◆ **RECORDS FOR THIS EXERCISE**:
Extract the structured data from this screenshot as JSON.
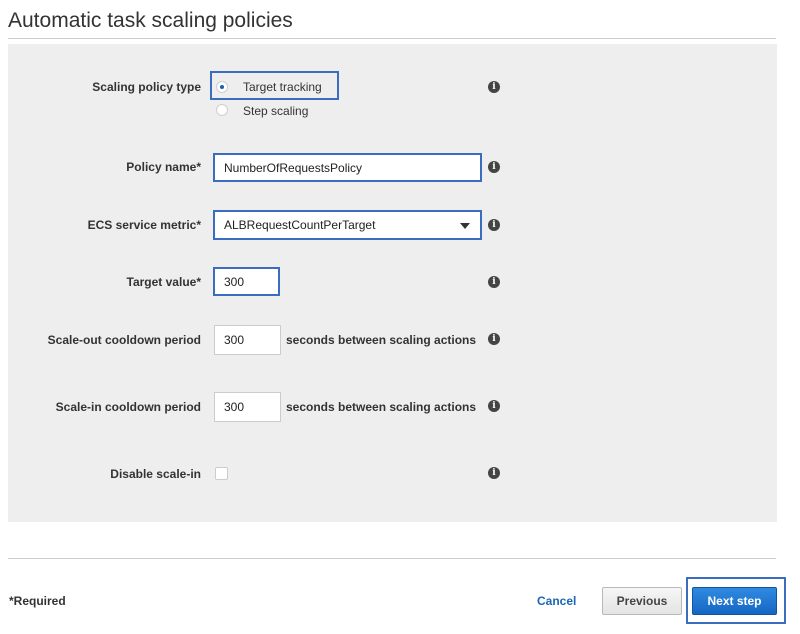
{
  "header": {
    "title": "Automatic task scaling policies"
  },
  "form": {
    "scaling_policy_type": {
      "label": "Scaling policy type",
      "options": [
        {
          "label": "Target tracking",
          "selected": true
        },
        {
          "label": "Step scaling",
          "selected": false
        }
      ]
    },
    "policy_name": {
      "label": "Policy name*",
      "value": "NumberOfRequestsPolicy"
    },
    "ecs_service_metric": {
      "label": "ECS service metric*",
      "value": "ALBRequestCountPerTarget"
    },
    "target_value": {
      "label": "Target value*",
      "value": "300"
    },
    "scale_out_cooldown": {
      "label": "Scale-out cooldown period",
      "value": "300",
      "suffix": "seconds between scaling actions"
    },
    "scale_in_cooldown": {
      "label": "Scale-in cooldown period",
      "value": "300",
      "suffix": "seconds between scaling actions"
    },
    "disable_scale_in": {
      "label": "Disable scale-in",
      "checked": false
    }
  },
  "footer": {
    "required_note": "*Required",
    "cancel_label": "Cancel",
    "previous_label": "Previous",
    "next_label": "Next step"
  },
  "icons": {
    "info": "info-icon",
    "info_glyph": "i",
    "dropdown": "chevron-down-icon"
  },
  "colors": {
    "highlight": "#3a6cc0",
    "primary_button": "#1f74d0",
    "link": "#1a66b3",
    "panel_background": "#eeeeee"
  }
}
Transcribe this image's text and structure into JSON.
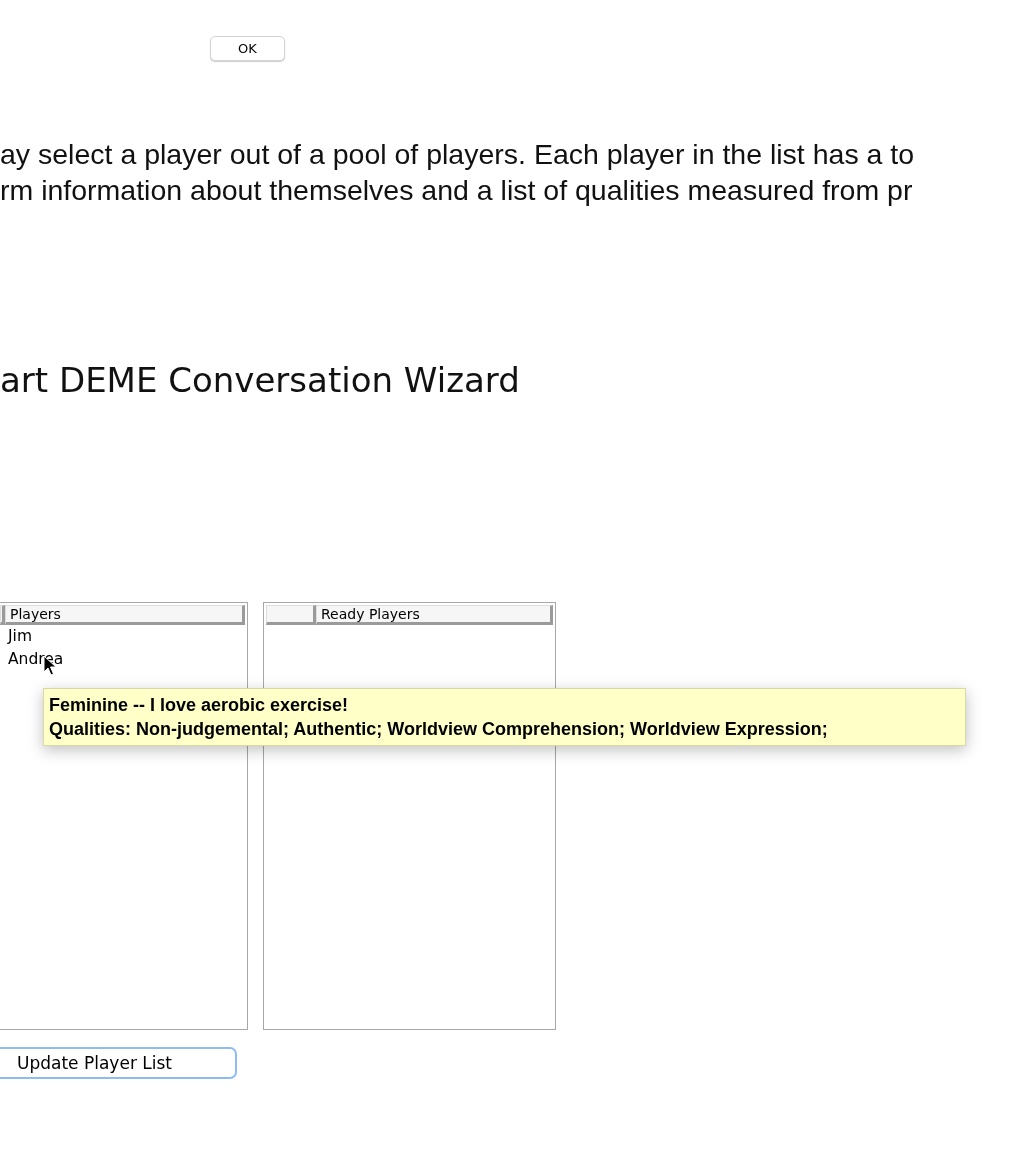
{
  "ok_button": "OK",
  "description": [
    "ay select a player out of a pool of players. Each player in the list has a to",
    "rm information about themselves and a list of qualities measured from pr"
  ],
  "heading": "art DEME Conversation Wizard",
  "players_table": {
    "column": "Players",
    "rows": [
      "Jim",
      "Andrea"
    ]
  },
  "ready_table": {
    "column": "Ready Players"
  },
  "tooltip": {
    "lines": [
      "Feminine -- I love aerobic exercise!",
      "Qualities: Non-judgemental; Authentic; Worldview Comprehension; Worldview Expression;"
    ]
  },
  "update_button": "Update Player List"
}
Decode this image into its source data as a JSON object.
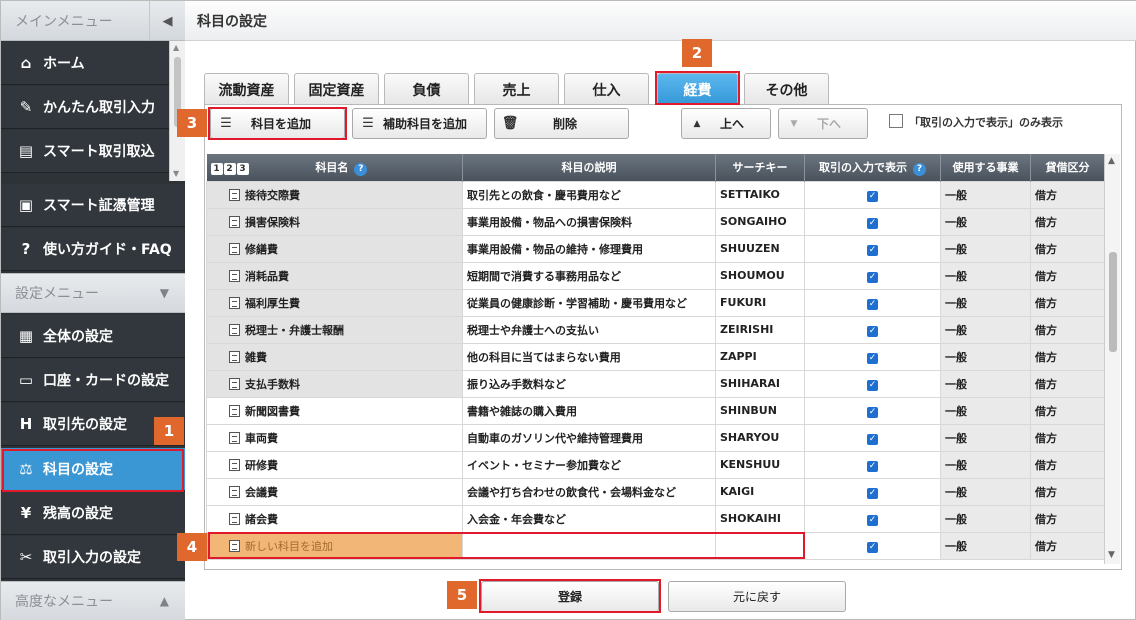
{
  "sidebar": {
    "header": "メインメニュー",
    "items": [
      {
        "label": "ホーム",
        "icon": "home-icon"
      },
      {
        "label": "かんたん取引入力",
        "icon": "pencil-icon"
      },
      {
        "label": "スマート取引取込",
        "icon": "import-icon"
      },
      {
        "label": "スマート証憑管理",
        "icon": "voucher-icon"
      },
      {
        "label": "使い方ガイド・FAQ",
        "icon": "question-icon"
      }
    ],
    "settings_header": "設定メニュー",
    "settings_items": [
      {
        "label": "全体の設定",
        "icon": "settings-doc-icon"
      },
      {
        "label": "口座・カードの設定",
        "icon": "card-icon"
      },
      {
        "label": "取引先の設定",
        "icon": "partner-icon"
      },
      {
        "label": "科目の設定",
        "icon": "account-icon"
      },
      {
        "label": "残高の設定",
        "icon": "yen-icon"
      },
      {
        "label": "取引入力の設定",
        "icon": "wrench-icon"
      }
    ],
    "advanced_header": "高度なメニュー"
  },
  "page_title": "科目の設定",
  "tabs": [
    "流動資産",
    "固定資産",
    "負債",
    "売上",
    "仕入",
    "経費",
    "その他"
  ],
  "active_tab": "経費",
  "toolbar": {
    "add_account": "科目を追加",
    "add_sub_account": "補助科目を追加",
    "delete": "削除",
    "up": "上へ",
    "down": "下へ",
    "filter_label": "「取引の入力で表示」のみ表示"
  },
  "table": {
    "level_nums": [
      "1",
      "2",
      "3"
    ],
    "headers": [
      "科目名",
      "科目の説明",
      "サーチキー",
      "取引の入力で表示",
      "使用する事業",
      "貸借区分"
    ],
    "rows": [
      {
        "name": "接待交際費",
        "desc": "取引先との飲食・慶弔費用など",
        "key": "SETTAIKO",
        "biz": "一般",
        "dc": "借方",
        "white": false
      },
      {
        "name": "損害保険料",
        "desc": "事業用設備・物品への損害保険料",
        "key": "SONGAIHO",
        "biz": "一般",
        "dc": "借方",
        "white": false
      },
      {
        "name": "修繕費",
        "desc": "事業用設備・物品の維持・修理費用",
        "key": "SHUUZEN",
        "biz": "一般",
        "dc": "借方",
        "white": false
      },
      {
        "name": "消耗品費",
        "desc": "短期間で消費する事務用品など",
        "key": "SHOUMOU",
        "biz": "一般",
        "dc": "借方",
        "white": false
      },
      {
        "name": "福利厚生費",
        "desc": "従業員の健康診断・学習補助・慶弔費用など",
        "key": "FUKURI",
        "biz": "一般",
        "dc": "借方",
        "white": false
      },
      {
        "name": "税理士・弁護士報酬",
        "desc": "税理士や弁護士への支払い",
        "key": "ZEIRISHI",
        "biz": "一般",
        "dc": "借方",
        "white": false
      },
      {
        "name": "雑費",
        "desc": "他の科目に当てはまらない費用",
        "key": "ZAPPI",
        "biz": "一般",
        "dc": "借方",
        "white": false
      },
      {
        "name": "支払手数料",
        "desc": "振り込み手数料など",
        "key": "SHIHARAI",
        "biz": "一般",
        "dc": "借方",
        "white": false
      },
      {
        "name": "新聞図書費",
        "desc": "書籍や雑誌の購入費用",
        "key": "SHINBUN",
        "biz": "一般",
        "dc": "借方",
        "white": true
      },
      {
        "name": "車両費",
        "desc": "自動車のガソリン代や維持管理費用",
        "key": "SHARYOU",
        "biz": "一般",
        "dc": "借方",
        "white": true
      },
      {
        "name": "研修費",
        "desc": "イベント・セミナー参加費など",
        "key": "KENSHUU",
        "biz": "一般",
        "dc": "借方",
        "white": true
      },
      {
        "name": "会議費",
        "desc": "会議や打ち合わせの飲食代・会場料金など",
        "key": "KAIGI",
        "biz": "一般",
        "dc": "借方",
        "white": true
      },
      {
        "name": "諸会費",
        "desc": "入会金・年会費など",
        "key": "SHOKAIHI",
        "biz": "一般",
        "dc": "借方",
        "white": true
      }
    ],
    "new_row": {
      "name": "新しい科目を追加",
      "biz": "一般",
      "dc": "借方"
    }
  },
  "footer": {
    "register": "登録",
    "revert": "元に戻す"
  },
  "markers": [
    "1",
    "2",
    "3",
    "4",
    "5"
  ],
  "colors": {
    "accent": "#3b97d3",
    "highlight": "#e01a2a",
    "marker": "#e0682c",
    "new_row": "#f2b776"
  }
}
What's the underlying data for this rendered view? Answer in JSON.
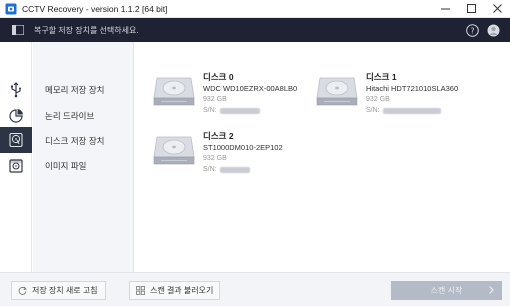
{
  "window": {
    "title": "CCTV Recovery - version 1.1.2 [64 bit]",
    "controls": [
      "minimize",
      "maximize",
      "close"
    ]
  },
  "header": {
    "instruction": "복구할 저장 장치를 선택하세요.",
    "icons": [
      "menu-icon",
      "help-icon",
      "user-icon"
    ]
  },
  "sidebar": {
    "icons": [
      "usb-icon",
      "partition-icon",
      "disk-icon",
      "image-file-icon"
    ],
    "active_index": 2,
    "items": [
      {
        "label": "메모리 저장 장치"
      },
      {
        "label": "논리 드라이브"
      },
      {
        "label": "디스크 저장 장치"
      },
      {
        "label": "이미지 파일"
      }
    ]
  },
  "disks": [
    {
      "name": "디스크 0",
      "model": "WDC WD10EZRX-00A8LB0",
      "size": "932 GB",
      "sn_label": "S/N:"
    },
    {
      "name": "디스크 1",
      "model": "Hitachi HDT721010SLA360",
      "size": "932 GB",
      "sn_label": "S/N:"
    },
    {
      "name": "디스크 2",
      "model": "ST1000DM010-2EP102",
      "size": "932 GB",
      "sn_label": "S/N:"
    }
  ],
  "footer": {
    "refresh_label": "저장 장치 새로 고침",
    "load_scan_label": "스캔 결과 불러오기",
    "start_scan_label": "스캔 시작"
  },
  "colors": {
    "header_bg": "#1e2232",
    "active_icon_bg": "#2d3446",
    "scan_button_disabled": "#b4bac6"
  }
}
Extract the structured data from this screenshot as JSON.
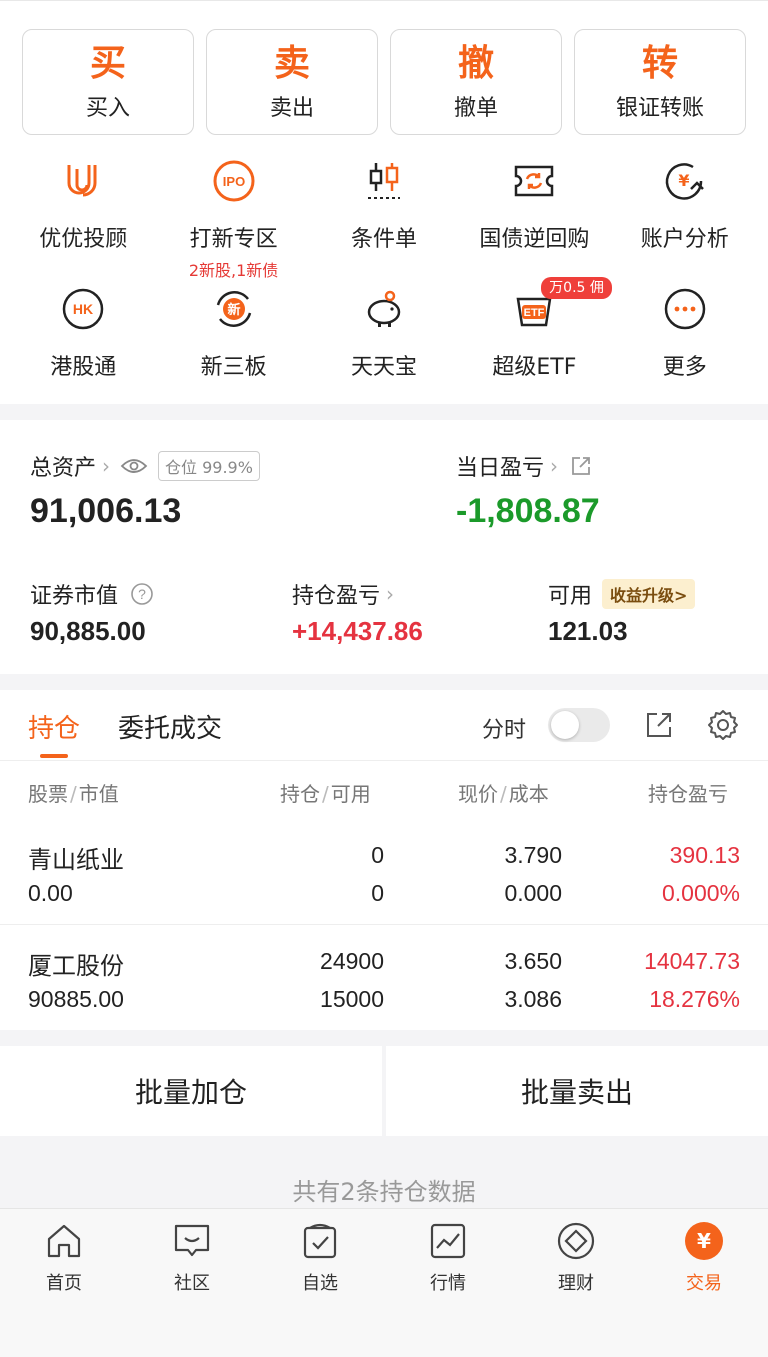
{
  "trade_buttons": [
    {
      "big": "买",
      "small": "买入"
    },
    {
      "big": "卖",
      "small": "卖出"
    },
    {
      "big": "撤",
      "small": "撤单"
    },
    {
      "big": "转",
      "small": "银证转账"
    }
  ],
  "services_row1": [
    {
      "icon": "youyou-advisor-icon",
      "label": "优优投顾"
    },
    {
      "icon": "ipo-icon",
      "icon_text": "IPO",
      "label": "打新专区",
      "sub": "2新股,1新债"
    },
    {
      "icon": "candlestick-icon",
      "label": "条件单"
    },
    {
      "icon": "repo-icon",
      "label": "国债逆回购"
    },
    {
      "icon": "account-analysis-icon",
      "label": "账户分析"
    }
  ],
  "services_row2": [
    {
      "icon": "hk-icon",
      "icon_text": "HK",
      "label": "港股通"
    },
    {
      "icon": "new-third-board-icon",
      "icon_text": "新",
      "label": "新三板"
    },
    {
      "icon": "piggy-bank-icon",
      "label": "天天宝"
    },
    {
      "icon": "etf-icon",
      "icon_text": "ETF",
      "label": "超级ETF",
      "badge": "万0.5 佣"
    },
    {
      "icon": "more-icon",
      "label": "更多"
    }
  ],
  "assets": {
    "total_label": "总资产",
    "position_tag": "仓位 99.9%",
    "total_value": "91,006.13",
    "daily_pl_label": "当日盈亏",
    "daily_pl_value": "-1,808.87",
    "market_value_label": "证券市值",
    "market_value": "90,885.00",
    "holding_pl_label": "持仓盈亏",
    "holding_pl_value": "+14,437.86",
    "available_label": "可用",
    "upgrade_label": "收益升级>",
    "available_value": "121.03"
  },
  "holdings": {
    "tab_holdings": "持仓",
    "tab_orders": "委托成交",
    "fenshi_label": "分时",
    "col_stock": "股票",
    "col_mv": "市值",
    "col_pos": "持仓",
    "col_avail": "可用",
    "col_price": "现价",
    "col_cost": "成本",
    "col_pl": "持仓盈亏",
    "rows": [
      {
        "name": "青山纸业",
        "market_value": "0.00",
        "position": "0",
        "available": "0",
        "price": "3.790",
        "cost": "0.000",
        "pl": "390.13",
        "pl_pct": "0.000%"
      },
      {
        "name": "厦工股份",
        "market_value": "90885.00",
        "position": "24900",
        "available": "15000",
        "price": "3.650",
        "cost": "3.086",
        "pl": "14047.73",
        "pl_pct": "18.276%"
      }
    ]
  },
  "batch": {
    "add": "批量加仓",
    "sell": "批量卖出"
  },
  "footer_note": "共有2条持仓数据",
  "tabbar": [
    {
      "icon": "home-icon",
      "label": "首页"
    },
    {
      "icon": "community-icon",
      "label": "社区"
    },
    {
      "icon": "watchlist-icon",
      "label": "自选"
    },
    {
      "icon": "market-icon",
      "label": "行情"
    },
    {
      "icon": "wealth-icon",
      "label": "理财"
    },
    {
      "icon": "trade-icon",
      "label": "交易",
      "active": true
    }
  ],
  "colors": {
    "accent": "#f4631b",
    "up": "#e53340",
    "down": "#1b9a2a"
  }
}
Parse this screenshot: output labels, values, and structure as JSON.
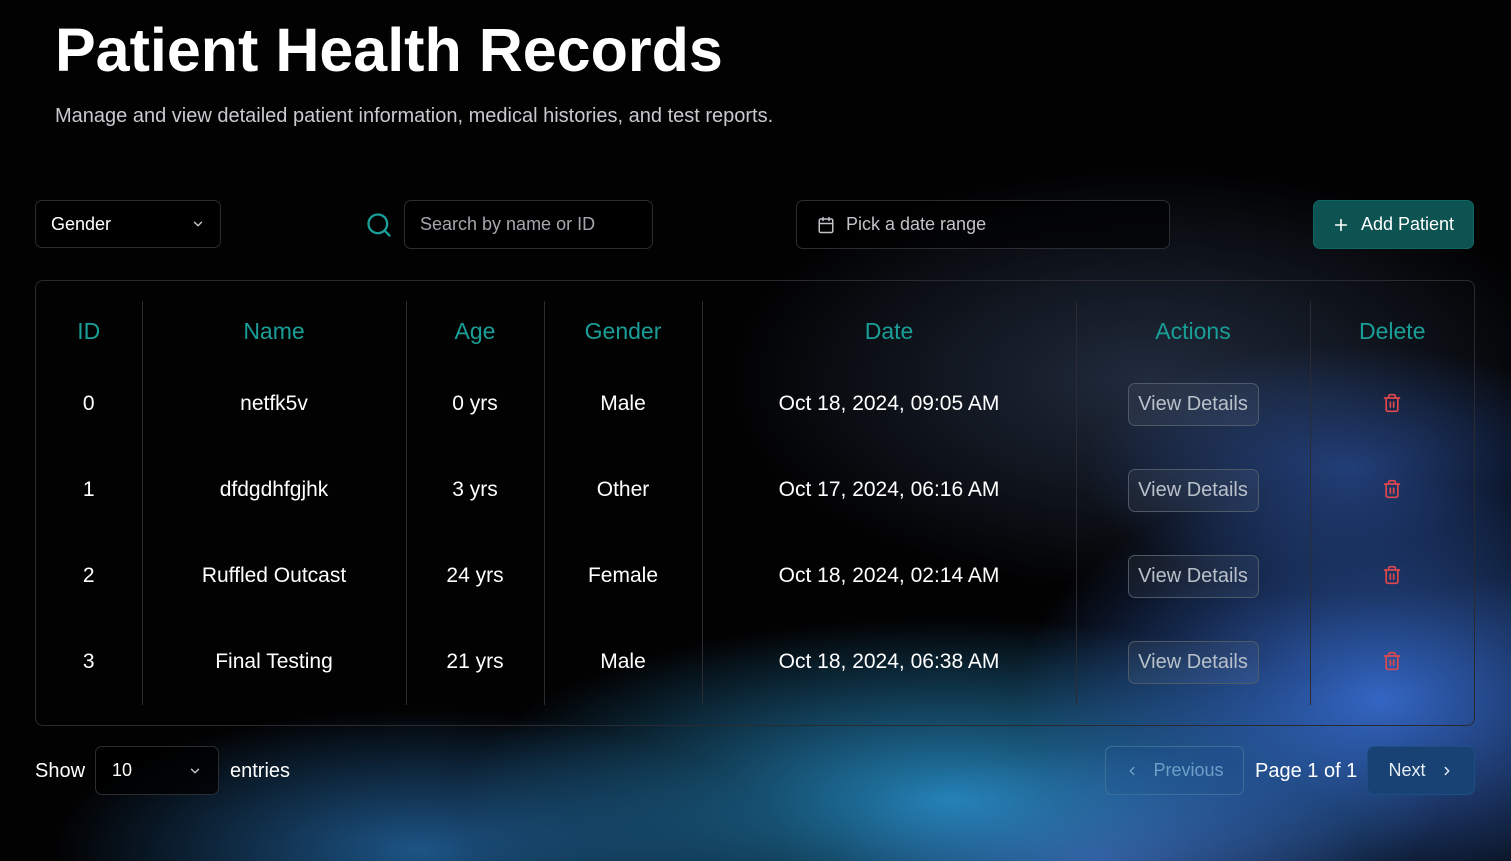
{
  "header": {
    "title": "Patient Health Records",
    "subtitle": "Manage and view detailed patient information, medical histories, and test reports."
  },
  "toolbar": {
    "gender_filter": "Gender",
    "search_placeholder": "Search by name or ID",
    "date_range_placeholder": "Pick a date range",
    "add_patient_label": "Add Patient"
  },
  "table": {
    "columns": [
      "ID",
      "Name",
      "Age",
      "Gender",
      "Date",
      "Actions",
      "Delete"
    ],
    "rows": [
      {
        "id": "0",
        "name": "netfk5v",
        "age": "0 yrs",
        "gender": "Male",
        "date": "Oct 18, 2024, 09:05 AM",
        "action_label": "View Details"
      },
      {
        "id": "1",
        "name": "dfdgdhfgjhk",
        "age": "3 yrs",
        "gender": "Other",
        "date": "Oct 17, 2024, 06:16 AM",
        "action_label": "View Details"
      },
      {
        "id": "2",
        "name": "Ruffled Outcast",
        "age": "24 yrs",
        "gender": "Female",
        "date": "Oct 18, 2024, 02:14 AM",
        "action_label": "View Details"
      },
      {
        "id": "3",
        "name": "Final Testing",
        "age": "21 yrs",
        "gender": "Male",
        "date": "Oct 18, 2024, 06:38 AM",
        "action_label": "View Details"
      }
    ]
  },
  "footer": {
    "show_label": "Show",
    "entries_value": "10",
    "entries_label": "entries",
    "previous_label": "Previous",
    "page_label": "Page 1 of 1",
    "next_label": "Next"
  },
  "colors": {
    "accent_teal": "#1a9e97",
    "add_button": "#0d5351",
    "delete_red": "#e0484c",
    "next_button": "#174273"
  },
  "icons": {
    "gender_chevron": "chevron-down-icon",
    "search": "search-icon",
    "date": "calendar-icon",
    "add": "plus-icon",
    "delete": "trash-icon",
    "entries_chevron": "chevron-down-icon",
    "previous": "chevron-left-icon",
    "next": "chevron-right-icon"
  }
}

◆ **WHAT TO PRODUCE**:
Collect from the data above every line that includes "取引の入力で表示".

◆ **ANSWER BELOW**:
    "filter_label": "「取引の入力で表示」のみ表示"
      "取引の入力で表示",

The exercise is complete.